Instructions for the task
Pull every line containing "Kościelnych" from the entries.
———
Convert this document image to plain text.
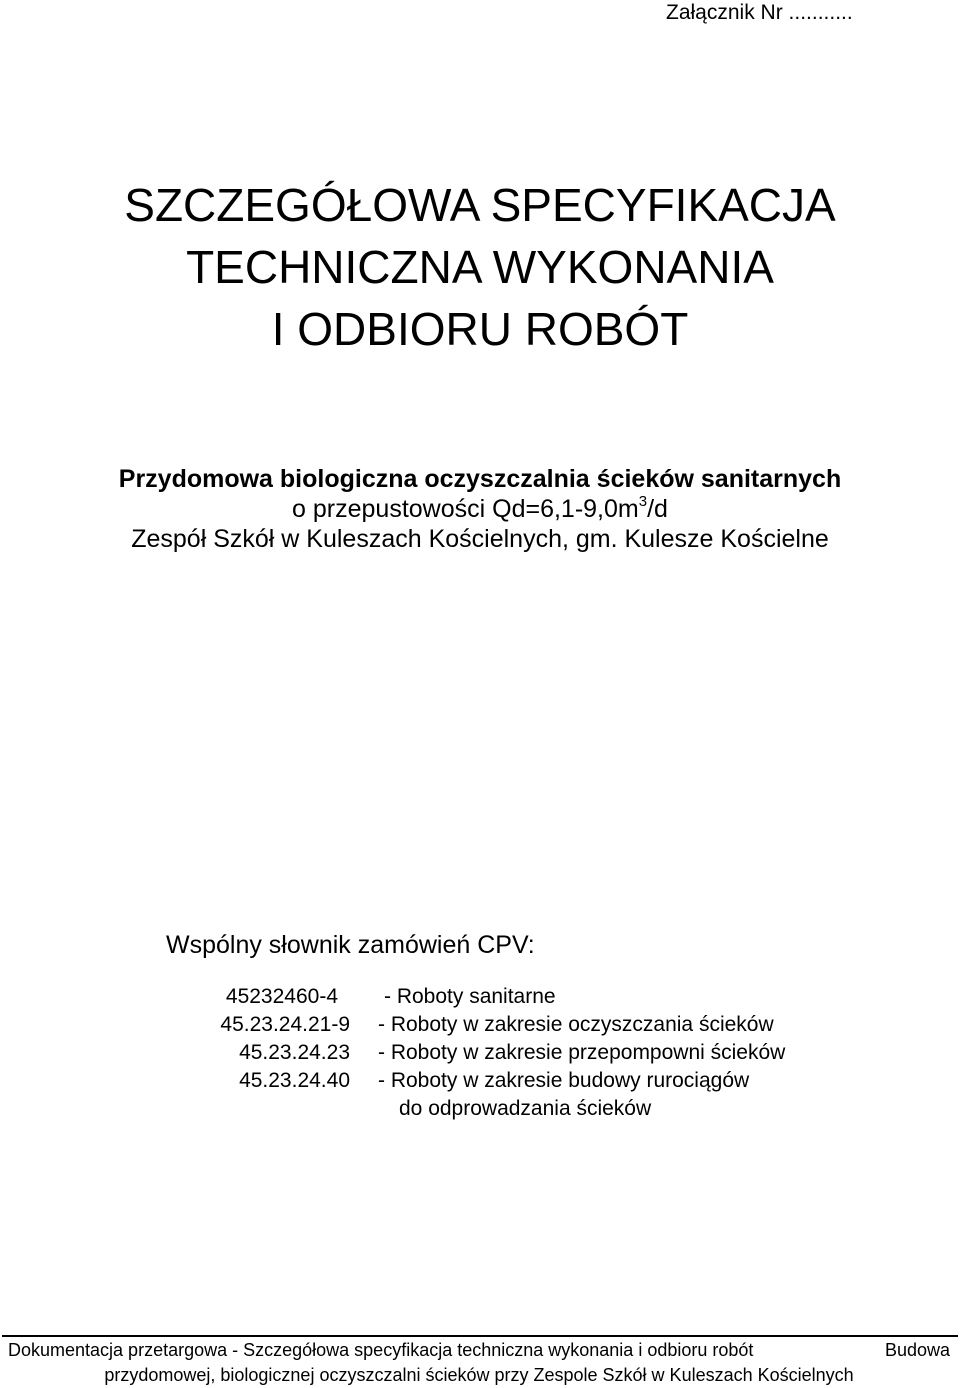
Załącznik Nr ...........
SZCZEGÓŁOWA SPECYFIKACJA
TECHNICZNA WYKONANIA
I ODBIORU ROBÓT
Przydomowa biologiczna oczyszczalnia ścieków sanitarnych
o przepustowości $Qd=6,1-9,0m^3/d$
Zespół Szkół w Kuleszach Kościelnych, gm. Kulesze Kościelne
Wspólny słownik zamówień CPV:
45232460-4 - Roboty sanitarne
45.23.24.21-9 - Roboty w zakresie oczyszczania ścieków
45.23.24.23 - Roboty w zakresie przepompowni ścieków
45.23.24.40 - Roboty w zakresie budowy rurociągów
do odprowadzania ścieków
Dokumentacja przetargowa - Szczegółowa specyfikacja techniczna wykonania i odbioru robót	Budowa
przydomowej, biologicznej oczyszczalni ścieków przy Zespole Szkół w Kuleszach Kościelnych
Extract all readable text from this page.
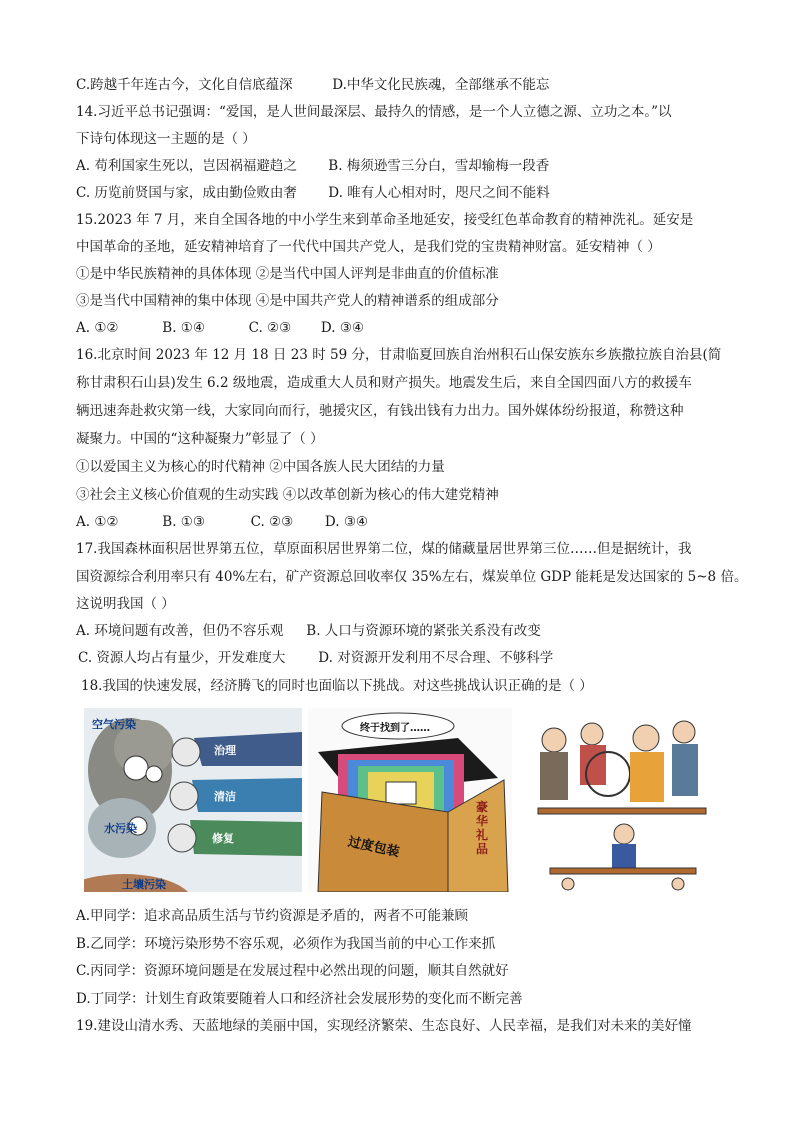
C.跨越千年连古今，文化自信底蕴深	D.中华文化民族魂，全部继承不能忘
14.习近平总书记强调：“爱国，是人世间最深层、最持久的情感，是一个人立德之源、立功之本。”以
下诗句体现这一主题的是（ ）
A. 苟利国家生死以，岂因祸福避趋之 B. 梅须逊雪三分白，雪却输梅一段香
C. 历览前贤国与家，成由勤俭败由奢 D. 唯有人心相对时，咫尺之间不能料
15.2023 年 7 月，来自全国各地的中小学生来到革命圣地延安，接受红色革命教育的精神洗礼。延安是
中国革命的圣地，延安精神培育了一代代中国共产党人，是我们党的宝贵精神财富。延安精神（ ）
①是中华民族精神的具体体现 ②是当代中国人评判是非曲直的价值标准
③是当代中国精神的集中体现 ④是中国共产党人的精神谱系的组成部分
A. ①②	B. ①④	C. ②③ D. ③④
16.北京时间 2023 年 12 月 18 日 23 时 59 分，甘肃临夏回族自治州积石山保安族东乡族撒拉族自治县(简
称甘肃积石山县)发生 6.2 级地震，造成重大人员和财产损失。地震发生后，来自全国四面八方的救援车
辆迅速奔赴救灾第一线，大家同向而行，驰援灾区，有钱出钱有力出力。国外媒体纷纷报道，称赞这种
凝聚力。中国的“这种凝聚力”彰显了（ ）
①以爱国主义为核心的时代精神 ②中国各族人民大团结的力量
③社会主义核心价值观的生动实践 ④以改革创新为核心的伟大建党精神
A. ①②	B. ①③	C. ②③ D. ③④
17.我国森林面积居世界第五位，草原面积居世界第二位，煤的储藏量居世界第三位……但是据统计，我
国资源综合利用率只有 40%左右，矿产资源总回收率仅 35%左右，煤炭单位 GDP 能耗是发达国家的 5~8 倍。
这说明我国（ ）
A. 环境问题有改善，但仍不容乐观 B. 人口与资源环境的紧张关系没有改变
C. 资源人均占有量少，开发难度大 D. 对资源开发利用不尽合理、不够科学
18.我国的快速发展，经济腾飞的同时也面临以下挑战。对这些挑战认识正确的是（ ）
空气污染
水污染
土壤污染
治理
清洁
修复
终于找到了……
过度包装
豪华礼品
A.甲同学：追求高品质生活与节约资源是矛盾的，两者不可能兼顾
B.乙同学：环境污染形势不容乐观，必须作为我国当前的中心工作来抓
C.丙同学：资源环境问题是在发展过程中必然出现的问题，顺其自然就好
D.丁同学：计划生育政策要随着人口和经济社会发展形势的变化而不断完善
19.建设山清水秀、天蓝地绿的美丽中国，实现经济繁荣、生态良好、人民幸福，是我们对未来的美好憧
———
Worked answer
Zespół Szkół w Kuleszach Kościelnych, gm. Kulesze Kościelne
przydomowej, biologicznej oczyszczalni ścieków przy Zespole Szkół w Kuleszach Kościelnych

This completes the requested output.